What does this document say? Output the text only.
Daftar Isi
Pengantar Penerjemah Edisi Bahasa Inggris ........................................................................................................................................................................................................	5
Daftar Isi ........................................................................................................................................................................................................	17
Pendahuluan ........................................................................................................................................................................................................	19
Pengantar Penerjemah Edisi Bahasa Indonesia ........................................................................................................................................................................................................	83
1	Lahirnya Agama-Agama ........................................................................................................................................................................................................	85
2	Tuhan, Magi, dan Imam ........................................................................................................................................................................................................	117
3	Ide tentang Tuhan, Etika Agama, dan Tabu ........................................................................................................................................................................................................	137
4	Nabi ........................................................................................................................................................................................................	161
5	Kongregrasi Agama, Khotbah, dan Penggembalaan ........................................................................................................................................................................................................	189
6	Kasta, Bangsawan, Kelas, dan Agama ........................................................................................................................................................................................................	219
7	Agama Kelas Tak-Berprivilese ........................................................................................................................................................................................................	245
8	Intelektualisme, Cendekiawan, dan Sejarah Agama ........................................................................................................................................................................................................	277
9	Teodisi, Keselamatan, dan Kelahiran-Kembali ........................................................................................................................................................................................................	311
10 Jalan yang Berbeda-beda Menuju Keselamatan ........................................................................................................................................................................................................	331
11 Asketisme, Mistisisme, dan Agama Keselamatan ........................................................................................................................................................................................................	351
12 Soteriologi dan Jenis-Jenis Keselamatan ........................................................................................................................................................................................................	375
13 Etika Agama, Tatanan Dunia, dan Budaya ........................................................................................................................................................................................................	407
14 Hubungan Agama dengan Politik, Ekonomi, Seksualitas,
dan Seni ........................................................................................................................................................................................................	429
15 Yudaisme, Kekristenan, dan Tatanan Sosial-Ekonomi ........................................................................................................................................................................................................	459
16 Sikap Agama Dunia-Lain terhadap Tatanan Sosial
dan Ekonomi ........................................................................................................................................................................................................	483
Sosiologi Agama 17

**What you will do**
Take the entries above and copy them out exactly.

**Task answer**
What does this document say? Output the text only.
Daftar Isi
Pengantar Penerjemah Edisi Bahasa Inggris ........................................................................................................................................................................................................	5
Daftar Isi ........................................................................................................................................................................................................	17
Pendahuluan ........................................................................................................................................................................................................	19
Pengantar Penerjemah Edisi Bahasa Indonesia ........................................................................................................................................................................................................	83
1	Lahirnya Agama-Agama ........................................................................................................................................................................................................	85
2	Tuhan, Magi, dan Imam ........................................................................................................................................................................................................	117
3	Ide tentang Tuhan, Etika Agama, dan Tabu ........................................................................................................................................................................................................	137
4	Nabi ........................................................................................................................................................................................................	161
5	Kongregrasi Agama, Khotbah, dan Penggembalaan ........................................................................................................................................................................................................	189
6	Kasta, Bangsawan, Kelas, dan Agama ........................................................................................................................................................................................................	219
7	Agama Kelas Tak-Berprivilese ........................................................................................................................................................................................................	245
8	Intelektualisme, Cendekiawan, dan Sejarah Agama ........................................................................................................................................................................................................	277
9	Teodisi, Keselamatan, dan Kelahiran-Kembali ........................................................................................................................................................................................................	311
10 Jalan yang Berbeda-beda Menuju Keselamatan ........................................................................................................................................................................................................	331
11 Asketisme, Mistisisme, dan Agama Keselamatan ........................................................................................................................................................................................................	351
12 Soteriologi dan Jenis-Jenis Keselamatan ........................................................................................................................................................................................................	375
13 Etika Agama, Tatanan Dunia, dan Budaya ........................................................................................................................................................................................................	407
14 Hubungan Agama dengan Politik, Ekonomi, Seksualitas,
dan Seni ........................................................................................................................................................................................................	429
15 Yudaisme, Kekristenan, dan Tatanan Sosial-Ekonomi ........................................................................................................................................................................................................	459
16 Sikap Agama Dunia-Lain terhadap Tatanan Sosial
dan Ekonomi ........................................................................................................................................................................................................	483
Sosiologi Agama 17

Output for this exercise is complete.